— START OF RECORDS TO USE —
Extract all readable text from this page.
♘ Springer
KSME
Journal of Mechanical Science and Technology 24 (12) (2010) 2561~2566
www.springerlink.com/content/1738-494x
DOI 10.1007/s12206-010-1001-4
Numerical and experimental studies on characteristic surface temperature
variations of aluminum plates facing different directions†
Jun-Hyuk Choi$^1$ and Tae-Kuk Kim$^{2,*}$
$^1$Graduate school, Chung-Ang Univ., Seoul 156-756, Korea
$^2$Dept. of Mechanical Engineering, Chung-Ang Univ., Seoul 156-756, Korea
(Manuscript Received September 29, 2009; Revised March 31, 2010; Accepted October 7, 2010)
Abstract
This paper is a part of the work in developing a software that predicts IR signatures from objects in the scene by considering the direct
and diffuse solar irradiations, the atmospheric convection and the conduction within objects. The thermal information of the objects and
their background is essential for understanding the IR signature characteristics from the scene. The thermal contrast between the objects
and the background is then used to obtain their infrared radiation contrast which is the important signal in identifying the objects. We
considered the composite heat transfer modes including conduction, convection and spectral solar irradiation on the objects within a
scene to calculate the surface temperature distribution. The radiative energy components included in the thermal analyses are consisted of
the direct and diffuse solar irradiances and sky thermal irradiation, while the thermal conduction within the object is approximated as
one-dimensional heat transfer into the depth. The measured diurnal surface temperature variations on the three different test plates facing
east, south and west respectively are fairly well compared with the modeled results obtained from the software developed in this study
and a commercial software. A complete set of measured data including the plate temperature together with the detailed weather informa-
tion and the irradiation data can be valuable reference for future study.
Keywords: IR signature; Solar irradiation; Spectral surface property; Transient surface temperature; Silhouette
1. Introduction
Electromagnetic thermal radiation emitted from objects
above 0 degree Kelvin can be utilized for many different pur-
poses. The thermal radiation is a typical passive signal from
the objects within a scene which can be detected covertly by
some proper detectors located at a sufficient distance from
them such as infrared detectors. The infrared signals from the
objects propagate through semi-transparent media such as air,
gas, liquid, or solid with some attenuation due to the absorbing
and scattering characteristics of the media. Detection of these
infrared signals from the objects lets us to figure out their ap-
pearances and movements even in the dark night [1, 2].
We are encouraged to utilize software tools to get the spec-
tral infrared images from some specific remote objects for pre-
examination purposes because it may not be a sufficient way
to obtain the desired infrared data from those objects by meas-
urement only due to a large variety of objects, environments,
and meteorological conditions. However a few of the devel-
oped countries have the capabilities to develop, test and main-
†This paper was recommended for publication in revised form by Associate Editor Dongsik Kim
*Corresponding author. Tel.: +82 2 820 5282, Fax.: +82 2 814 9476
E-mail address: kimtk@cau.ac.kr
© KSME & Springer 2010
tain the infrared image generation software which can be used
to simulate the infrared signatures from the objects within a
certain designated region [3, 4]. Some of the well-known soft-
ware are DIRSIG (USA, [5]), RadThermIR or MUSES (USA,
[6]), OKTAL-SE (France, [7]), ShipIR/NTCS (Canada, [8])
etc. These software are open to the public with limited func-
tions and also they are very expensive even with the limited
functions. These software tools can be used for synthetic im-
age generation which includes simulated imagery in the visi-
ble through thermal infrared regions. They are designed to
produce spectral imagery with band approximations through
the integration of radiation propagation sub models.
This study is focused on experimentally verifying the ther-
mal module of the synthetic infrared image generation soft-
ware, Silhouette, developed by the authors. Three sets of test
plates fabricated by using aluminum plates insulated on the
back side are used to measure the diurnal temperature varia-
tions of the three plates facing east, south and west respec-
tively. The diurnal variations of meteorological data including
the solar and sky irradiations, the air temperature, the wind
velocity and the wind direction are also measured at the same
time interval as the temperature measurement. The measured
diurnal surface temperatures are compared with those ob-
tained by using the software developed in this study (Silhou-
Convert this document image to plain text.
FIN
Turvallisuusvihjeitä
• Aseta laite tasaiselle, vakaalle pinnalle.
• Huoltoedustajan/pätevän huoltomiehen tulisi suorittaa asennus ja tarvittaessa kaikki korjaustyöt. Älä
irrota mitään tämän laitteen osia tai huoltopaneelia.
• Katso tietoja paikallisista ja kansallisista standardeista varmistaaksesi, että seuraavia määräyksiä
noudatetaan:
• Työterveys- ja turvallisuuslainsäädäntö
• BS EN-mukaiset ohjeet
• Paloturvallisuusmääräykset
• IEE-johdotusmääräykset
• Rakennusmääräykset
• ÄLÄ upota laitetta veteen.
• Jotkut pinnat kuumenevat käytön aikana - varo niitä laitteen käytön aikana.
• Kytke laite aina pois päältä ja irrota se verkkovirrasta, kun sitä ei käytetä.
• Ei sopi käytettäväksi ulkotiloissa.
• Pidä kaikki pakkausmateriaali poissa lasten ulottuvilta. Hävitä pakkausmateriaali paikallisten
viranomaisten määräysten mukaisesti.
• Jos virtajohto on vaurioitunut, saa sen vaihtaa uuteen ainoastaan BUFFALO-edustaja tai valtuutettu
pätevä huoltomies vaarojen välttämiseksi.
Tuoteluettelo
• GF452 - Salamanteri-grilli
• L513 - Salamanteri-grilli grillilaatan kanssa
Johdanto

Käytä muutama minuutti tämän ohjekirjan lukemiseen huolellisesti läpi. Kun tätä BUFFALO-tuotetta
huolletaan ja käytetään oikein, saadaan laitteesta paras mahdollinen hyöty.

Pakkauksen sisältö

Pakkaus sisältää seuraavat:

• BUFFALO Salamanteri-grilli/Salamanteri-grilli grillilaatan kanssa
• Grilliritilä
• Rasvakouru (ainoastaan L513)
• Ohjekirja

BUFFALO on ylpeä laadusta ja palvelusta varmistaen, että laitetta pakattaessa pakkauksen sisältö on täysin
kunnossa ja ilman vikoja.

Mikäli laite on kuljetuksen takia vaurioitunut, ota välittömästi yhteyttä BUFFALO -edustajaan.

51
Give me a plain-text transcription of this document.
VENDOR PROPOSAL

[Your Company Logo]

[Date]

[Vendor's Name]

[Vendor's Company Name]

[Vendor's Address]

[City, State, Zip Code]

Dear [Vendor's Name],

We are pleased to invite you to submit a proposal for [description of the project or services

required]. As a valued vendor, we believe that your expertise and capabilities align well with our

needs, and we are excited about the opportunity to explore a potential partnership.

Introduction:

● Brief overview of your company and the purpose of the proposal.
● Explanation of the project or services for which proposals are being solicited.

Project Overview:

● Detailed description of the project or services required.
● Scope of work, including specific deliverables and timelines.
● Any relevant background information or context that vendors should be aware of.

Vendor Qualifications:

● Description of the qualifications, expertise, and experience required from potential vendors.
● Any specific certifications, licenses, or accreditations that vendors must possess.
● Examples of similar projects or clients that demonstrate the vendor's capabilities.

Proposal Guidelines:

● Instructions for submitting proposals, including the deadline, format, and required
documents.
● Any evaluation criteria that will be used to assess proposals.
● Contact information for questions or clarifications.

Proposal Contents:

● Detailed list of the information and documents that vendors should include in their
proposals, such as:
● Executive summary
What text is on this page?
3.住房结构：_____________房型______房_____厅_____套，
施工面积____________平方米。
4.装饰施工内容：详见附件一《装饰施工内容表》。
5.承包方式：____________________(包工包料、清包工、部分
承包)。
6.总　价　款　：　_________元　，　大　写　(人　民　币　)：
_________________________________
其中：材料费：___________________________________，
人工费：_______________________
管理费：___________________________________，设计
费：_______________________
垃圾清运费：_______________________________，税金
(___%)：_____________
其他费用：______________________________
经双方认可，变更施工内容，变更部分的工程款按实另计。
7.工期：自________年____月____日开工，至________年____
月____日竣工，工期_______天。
— END OF RECORDS TO USE —
### TASK DESCRIPTION
Hand back the material above in full, exactly as written.

### EXERCISE RESPONSE
Extract all readable text from this page.
♘ Springer
KSME
Journal of Mechanical Science and Technology 24 (12) (2010) 2561~2566
www.springerlink.com/content/1738-494x
DOI 10.1007/s12206-010-1001-4
Numerical and experimental studies on characteristic surface temperature
variations of aluminum plates facing different directions†
Jun-Hyuk Choi$^1$ and Tae-Kuk Kim$^{2,*}$
$^1$Graduate school, Chung-Ang Univ., Seoul 156-756, Korea
$^2$Dept. of Mechanical Engineering, Chung-Ang Univ., Seoul 156-756, Korea
(Manuscript Received September 29, 2009; Revised March 31, 2010; Accepted October 7, 2010)
Abstract
This paper is a part of the work in developing a software that predicts IR signatures from objects in the scene by considering the direct
and diffuse solar irradiations, the atmospheric convection and the conduction within objects. The thermal information of the objects and
their background is essential for understanding the IR signature characteristics from the scene. The thermal contrast between the objects
and the background is then used to obtain their infrared radiation contrast which is the important signal in identifying the objects. We
considered the composite heat transfer modes including conduction, convection and spectral solar irradiation on the objects within a
scene to calculate the surface temperature distribution. The radiative energy components included in the thermal analyses are consisted of
the direct and diffuse solar irradiances and sky thermal irradiation, while the thermal conduction within the object is approximated as
one-dimensional heat transfer into the depth. The measured diurnal surface temperature variations on the three different test plates facing
east, south and west respectively are fairly well compared with the modeled results obtained from the software developed in this study
and a commercial software. A complete set of measured data including the plate temperature together with the detailed weather informa-
tion and the irradiation data can be valuable reference for future study.
Keywords: IR signature; Solar irradiation; Spectral surface property; Transient surface temperature; Silhouette
1. Introduction
Electromagnetic thermal radiation emitted from objects
above 0 degree Kelvin can be utilized for many different pur-
poses. The thermal radiation is a typical passive signal from
the objects within a scene which can be detected covertly by
some proper detectors located at a sufficient distance from
them such as infrared detectors. The infrared signals from the
objects propagate through semi-transparent media such as air,
gas, liquid, or solid with some attenuation due to the absorbing
and scattering characteristics of the media. Detection of these
infrared signals from the objects lets us to figure out their ap-
pearances and movements even in the dark night [1, 2].
We are encouraged to utilize software tools to get the spec-
tral infrared images from some specific remote objects for pre-
examination purposes because it may not be a sufficient way
to obtain the desired infrared data from those objects by meas-
urement only due to a large variety of objects, environments,
and meteorological conditions. However a few of the devel-
oped countries have the capabilities to develop, test and main-
†This paper was recommended for publication in revised form by Associate Editor Dongsik Kim
*Corresponding author. Tel.: +82 2 820 5282, Fax.: +82 2 814 9476
E-mail address: kimtk@cau.ac.kr
© KSME & Springer 2010
tain the infrared image generation software which can be used
to simulate the infrared signatures from the objects within a
certain designated region [3, 4]. Some of the well-known soft-
ware are DIRSIG (USA, [5]), RadThermIR or MUSES (USA,
[6]), OKTAL-SE (France, [7]), ShipIR/NTCS (Canada, [8])
etc. These software are open to the public with limited func-
tions and also they are very expensive even with the limited
functions. These software tools can be used for synthetic im-
age generation which includes simulated imagery in the visi-
ble through thermal infrared regions. They are designed to
produce spectral imagery with band approximations through
the integration of radiation propagation sub models.
This study is focused on experimentally verifying the ther-
mal module of the synthetic infrared image generation soft-
ware, Silhouette, developed by the authors. Three sets of test
plates fabricated by using aluminum plates insulated on the
back side are used to measure the diurnal temperature varia-
tions of the three plates facing east, south and west respec-
tively. The diurnal variations of meteorological data including
the solar and sky irradiations, the air temperature, the wind
velocity and the wind direction are also measured at the same
time interval as the temperature measurement. The measured
diurnal surface temperatures are compared with those ob-
tained by using the software developed in this study (Silhou-
Convert this document image to plain text.
FIN
Turvallisuusvihjeitä
• Aseta laite tasaiselle, vakaalle pinnalle.
• Huoltoedustajan/pätevän huoltomiehen tulisi suorittaa asennus ja tarvittaessa kaikki korjaustyöt. Älä
irrota mitään tämän laitteen osia tai huoltopaneelia.
• Katso tietoja paikallisista ja kansallisista standardeista varmistaaksesi, että seuraavia määräyksiä
noudatetaan:
• Työterveys- ja turvallisuuslainsäädäntö
• BS EN-mukaiset ohjeet
• Paloturvallisuusmääräykset
• IEE-johdotusmääräykset
• Rakennusmääräykset
• ÄLÄ upota laitetta veteen.
• Jotkut pinnat kuumenevat käytön aikana - varo niitä laitteen käytön aikana.
• Kytke laite aina pois päältä ja irrota se verkkovirrasta, kun sitä ei käytetä.
• Ei sopi käytettäväksi ulkotiloissa.
• Pidä kaikki pakkausmateriaali poissa lasten ulottuvilta. Hävitä pakkausmateriaali paikallisten
viranomaisten määräysten mukaisesti.
• Jos virtajohto on vaurioitunut, saa sen vaihtaa uuteen ainoastaan BUFFALO-edustaja tai valtuutettu
pätevä huoltomies vaarojen välttämiseksi.
Tuoteluettelo
• GF452 - Salamanteri-grilli
• L513 - Salamanteri-grilli grillilaatan kanssa
Johdanto

Käytä muutama minuutti tämän ohjekirjan lukemiseen huolellisesti läpi. Kun tätä BUFFALO-tuotetta
huolletaan ja käytetään oikein, saadaan laitteesta paras mahdollinen hyöty.

Pakkauksen sisältö

Pakkaus sisältää seuraavat:

• BUFFALO Salamanteri-grilli/Salamanteri-grilli grillilaatan kanssa
• Grilliritilä
• Rasvakouru (ainoastaan L513)
• Ohjekirja

BUFFALO on ylpeä laadusta ja palvelusta varmistaen, että laitetta pakattaessa pakkauksen sisältö on täysin
kunnossa ja ilman vikoja.

Mikäli laite on kuljetuksen takia vaurioitunut, ota välittömästi yhteyttä BUFFALO -edustajaan.

51
Give me a plain-text transcription of this document.
VENDOR PROPOSAL

[Your Company Logo]

[Date]

[Vendor's Name]

[Vendor's Company Name]

[Vendor's Address]

[City, State, Zip Code]

Dear [Vendor's Name],

We are pleased to invite you to submit a proposal for [description of the project or services

required]. As a valued vendor, we believe that your expertise and capabilities align well with our

needs, and we are excited about the opportunity to explore a potential partnership.

Introduction:

● Brief overview of your company and the purpose of the proposal.
● Explanation of the project or services for which proposals are being solicited.

Project Overview:

● Detailed description of the project or services required.
● Scope of work, including specific deliverables and timelines.
● Any relevant background information or context that vendors should be aware of.

Vendor Qualifications:

● Description of the qualifications, expertise, and experience required from potential vendors.
● Any specific certifications, licenses, or accreditations that vendors must possess.
● Examples of similar projects or clients that demonstrate the vendor's capabilities.

Proposal Guidelines:

● Instructions for submitting proposals, including the deadline, format, and required
documents.
● Any evaluation criteria that will be used to assess proposals.
● Contact information for questions or clarifications.

Proposal Contents:

● Detailed list of the information and documents that vendors should include in their
proposals, such as:
● Executive summary
What text is on this page?
3.住房结构：_____________房型______房_____厅_____套，
施工面积____________平方米。
4.装饰施工内容：详见附件一《装饰施工内容表》。
5.承包方式：____________________(包工包料、清包工、部分
承包)。
6.总　价　款　：　_________元　，　大　写　(人　民　币　)：
_________________________________
其中：材料费：___________________________________，
人工费：_______________________
管理费：___________________________________，设计
费：_______________________
垃圾清运费：_______________________________，税金
(___%)：_____________
其他费用：______________________________
经双方认可，变更施工内容，变更部分的工程款按实另计。
7.工期：自________年____月____日开工，至________年____
月____日竣工，工期_______天。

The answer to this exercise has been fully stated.